> _Problem_
For each line below that includes the word "самоуправления", make a copy.

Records
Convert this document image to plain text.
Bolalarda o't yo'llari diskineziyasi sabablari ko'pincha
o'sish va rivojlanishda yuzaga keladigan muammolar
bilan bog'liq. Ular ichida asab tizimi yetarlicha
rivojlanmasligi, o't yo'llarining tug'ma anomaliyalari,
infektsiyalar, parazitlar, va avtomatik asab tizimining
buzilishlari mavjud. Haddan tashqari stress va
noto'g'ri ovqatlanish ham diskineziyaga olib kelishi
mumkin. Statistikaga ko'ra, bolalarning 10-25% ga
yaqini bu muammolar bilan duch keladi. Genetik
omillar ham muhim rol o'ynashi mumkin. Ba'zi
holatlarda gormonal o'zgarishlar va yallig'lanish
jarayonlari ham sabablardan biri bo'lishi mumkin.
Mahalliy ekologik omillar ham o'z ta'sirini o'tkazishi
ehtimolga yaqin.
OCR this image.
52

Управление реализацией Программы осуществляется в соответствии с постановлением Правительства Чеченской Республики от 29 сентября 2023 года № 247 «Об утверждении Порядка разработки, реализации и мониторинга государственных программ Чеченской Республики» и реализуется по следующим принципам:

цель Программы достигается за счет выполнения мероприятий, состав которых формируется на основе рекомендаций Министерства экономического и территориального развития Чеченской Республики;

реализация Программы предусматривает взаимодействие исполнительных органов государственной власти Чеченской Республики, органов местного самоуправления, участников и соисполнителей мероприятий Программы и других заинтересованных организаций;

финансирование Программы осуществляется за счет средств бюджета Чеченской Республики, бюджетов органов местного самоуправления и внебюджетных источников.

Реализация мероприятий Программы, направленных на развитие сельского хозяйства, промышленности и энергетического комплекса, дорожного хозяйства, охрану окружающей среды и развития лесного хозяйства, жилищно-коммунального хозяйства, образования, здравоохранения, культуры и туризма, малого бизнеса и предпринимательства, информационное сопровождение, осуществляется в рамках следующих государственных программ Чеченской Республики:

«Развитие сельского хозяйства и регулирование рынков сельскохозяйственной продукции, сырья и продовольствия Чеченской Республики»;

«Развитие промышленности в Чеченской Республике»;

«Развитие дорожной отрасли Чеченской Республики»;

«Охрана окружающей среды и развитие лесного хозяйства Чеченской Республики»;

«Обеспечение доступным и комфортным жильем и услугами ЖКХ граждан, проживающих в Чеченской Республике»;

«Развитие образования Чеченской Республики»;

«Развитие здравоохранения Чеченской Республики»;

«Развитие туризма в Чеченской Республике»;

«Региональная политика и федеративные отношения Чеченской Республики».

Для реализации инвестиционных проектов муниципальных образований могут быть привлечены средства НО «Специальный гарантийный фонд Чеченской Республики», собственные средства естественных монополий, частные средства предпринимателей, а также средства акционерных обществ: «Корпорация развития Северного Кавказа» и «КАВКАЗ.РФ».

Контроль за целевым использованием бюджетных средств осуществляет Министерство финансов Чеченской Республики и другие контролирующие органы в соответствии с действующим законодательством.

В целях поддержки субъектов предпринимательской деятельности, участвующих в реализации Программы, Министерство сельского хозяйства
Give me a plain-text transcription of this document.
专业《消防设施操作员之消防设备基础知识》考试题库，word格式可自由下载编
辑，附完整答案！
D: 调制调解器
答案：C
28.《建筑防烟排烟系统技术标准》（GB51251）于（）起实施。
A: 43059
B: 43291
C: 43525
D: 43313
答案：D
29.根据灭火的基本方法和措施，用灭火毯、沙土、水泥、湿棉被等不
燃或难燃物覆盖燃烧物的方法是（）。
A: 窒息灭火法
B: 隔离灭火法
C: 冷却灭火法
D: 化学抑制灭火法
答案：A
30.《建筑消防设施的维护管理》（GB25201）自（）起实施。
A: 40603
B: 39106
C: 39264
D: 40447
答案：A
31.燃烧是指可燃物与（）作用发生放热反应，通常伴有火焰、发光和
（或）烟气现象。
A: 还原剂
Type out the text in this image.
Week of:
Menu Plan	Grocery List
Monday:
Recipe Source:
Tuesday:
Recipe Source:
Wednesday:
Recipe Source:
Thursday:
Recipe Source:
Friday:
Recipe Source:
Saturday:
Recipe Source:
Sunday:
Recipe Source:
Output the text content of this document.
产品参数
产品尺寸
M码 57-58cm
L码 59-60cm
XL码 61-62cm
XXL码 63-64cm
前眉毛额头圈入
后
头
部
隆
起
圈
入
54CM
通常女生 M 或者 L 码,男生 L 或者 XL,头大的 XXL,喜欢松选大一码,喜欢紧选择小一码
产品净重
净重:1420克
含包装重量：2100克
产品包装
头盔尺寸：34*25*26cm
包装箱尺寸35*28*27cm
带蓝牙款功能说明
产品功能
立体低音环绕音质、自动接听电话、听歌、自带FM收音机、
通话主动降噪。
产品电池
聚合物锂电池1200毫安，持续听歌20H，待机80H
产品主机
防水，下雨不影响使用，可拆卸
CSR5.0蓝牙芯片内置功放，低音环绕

> _Task output_
реализация Программы предусматривает взаимодействие исполнительных органов государственной власти Чеченской Республики, органов местного самоуправления, участников и соисполнителей мероприятий Программы и других заинтересованных организаций;
финансирование Программы осуществляется за счет средств бюджета Чеченской Республики, бюджетов органов местного самоуправления и внебюджетных источников.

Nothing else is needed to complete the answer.